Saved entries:
==================================================

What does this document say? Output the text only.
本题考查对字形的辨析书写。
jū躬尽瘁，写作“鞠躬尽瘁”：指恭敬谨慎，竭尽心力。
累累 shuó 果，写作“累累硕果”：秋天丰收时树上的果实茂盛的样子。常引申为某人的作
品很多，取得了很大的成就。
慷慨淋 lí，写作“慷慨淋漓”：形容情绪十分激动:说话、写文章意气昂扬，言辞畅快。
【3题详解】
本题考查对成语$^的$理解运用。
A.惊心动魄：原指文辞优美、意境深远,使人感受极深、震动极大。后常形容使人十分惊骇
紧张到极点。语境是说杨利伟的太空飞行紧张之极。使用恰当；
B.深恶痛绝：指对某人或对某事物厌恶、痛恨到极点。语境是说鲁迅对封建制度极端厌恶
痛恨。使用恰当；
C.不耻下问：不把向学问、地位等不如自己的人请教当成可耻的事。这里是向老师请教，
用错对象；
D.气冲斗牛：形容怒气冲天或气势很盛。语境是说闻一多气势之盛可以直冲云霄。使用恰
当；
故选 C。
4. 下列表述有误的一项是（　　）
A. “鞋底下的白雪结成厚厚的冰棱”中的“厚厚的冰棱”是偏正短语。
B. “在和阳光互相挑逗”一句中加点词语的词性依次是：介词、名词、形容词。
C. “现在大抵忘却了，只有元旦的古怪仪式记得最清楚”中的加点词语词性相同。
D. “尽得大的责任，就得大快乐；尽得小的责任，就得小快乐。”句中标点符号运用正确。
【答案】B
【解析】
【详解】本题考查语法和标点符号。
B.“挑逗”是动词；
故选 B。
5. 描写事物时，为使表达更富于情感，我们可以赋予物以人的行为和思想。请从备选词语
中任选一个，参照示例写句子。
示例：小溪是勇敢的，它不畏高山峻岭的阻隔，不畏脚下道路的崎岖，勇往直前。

==================================================

TO DO: Return each entry from the material above exactly as it appears.

EXERCISE OUTPUT:
What does this document say? Output the text only.
本题考查对字形的辨析书写。
jū躬尽瘁，写作“鞠躬尽瘁”：指恭敬谨慎，竭尽心力。
累累 shuó 果，写作“累累硕果”：秋天丰收时树上的果实茂盛的样子。常引申为某人的作
品很多，取得了很大的成就。
慷慨淋 lí，写作“慷慨淋漓”：形容情绪十分激动:说话、写文章意气昂扬，言辞畅快。
【3题详解】
本题考查对成语$^的$理解运用。
A.惊心动魄：原指文辞优美、意境深远,使人感受极深、震动极大。后常形容使人十分惊骇
紧张到极点。语境是说杨利伟的太空飞行紧张之极。使用恰当；
B.深恶痛绝：指对某人或对某事物厌恶、痛恨到极点。语境是说鲁迅对封建制度极端厌恶
痛恨。使用恰当；
C.不耻下问：不把向学问、地位等不如自己的人请教当成可耻的事。这里是向老师请教，
用错对象；
D.气冲斗牛：形容怒气冲天或气势很盛。语境是说闻一多气势之盛可以直冲云霄。使用恰
当；
故选 C。
4. 下列表述有误的一项是（　　）
A. “鞋底下的白雪结成厚厚的冰棱”中的“厚厚的冰棱”是偏正短语。
B. “在和阳光互相挑逗”一句中加点词语的词性依次是：介词、名词、形容词。
C. “现在大抵忘却了，只有元旦的古怪仪式记得最清楚”中的加点词语词性相同。
D. “尽得大的责任，就得大快乐；尽得小的责任，就得小快乐。”句中标点符号运用正确。
【答案】B
【解析】
【详解】本题考查语法和标点符号。
B.“挑逗”是动词；
故选 B。
5. 描写事物时，为使表达更富于情感，我们可以赋予物以人的行为和思想。请从备选词语
中任选一个，参照示例写句子。
示例：小溪是勇敢的，它不畏高山峻岭的阻隔，不畏脚下道路的崎岖，勇往直前。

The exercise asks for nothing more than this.